• WRITTEN TASK: In the data below, find every line that has the string "title", and copy it.

• AVAILABLE DATA:
------------------------

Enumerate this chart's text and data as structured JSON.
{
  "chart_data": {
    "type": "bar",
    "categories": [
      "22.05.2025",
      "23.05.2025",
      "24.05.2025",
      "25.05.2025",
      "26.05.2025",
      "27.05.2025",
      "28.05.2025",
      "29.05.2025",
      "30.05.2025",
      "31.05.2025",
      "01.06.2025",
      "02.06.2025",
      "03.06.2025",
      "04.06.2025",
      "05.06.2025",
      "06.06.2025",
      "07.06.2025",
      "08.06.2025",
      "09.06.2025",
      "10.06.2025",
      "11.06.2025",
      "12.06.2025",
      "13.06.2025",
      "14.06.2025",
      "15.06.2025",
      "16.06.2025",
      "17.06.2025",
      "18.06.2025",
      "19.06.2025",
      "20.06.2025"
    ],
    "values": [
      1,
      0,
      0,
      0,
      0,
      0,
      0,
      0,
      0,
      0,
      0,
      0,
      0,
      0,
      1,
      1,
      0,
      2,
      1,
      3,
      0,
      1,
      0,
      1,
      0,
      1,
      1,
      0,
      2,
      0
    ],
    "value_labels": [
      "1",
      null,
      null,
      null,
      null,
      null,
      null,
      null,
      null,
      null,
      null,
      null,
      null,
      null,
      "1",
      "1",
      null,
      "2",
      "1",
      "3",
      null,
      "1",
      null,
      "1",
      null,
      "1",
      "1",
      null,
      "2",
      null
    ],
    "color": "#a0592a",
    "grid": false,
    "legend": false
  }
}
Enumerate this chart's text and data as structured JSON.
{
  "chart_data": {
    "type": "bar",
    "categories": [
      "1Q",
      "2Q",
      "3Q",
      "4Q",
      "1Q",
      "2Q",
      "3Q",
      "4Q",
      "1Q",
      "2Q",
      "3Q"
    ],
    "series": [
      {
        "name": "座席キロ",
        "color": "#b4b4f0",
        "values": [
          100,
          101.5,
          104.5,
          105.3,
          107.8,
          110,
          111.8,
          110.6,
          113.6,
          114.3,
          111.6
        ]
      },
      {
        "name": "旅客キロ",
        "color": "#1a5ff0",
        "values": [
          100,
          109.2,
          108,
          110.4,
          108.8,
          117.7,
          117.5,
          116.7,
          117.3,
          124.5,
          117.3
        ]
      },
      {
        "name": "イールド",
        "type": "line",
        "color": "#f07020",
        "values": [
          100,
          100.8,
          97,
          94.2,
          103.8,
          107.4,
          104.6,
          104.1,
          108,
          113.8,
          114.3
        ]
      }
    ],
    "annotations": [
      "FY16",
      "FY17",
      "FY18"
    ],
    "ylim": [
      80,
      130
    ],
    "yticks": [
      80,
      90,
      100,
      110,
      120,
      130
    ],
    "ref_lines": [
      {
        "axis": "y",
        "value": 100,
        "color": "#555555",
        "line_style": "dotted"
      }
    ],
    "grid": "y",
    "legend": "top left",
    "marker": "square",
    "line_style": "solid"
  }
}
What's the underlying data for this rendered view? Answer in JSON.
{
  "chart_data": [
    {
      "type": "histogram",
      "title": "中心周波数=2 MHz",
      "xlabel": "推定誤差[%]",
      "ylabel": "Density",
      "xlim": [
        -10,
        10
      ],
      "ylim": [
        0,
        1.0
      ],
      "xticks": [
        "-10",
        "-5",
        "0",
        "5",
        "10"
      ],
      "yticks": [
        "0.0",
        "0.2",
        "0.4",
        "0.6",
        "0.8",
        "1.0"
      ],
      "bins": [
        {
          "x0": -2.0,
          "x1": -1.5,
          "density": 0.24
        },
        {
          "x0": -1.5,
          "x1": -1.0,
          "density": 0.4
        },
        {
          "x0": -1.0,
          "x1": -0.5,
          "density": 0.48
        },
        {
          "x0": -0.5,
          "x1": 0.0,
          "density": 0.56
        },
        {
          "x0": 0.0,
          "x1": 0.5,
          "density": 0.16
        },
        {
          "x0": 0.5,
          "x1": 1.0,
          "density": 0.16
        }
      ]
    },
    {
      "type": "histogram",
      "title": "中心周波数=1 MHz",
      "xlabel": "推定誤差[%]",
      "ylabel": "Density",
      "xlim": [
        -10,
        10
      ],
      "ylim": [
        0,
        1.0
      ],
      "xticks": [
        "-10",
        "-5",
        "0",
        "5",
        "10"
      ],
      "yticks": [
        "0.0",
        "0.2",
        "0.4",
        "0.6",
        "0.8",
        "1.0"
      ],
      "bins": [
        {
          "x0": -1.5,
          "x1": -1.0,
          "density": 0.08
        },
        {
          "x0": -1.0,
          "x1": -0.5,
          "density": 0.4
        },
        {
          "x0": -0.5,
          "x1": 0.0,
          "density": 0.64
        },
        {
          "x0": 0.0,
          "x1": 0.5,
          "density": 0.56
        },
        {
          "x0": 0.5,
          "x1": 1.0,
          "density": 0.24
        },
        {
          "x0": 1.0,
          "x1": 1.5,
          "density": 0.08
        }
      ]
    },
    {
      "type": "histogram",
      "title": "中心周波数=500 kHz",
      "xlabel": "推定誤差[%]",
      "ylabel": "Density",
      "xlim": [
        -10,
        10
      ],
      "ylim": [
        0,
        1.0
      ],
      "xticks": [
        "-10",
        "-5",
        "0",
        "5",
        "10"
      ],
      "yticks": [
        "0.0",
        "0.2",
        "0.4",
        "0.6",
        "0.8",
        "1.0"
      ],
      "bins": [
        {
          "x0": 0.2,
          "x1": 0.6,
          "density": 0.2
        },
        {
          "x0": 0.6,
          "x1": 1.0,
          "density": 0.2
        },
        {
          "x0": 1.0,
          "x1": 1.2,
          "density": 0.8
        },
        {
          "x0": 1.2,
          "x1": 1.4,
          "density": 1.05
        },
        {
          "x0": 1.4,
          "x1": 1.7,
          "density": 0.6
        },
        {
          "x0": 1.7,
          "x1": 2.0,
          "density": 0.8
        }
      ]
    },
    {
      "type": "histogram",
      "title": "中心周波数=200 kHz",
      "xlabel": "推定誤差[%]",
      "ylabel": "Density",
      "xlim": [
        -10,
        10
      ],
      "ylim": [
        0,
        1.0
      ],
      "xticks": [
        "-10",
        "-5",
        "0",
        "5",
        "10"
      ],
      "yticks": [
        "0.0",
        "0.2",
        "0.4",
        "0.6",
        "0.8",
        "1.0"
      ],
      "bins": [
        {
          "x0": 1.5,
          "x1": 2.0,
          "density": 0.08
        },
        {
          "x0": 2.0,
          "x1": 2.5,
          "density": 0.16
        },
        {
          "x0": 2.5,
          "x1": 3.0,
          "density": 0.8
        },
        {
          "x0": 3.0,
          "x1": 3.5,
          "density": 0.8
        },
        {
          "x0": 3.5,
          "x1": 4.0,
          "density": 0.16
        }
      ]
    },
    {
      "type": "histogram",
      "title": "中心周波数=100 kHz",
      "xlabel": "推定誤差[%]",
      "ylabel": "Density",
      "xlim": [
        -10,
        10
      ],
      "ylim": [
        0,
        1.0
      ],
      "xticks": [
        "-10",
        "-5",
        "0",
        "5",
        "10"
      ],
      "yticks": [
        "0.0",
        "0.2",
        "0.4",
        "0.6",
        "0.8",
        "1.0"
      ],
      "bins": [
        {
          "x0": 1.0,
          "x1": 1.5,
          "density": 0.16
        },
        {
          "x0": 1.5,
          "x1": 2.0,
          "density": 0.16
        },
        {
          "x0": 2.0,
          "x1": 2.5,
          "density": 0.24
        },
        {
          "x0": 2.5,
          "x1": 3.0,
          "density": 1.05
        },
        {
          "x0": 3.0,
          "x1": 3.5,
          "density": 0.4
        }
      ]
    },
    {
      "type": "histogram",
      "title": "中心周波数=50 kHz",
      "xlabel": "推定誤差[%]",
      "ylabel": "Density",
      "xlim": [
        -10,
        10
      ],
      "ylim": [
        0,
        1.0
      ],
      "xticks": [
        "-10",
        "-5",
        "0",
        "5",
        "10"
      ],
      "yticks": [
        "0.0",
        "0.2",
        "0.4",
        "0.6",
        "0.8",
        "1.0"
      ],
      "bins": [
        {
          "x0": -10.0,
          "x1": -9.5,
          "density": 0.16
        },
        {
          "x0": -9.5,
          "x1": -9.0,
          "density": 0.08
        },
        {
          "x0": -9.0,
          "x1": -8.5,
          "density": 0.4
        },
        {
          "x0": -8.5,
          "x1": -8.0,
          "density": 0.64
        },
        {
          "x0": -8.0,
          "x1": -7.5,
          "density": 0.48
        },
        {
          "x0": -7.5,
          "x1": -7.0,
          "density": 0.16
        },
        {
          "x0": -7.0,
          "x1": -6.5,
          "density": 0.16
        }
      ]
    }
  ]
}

------------------------

• RESULT:
      "title": "中心周波数=2 MHz",
      "title": "中心周波数=1 MHz",
      "title": "中心周波数=500 kHz",
      "title": "中心周波数=200 kHz",
      "title": "中心周波数=100 kHz",
      "title": "中心周波数=50 kHz",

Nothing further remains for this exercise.